▶ [Given exercise]:
Among the lines below, list those containing the string "JSON".

Start

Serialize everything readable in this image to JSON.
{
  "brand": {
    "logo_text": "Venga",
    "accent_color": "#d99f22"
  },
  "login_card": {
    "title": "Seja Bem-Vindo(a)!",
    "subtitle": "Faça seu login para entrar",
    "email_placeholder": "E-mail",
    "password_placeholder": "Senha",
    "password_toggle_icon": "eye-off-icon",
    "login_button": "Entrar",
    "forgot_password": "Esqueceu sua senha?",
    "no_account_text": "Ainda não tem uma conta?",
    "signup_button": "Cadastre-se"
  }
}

End
Start

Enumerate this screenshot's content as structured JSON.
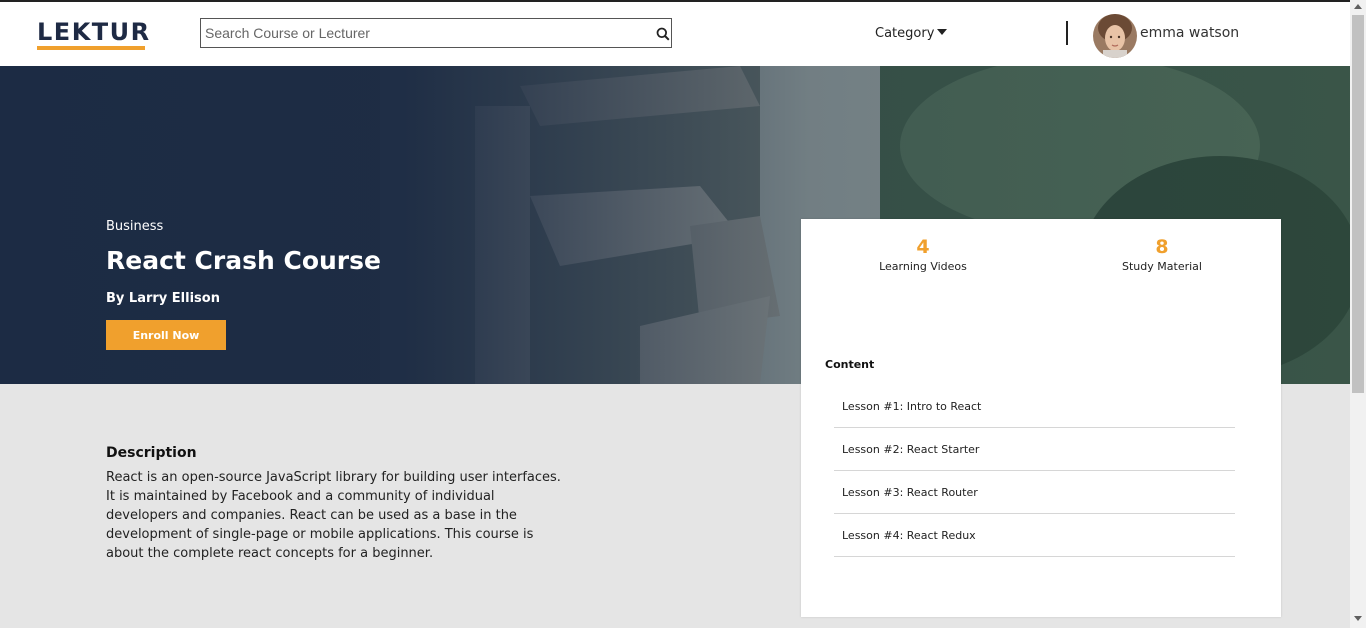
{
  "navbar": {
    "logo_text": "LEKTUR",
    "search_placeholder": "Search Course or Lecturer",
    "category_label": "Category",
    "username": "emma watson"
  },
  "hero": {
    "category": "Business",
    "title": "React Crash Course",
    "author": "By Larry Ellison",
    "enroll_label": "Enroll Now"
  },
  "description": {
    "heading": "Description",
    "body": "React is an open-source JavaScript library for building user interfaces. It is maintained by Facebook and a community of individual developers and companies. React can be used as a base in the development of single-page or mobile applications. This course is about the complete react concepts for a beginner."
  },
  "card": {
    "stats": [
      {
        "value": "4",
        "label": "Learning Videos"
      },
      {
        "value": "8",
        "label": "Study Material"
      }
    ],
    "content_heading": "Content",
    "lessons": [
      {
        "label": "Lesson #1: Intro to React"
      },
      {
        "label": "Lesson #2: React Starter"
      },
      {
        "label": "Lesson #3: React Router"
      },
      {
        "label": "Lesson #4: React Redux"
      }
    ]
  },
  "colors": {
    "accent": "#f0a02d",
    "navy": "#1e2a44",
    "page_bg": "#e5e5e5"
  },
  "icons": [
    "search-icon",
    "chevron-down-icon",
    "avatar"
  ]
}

End

▶ [Expected answer]:
Serialize everything readable in this image to JSON.
Enumerate this screenshot's content as structured JSON.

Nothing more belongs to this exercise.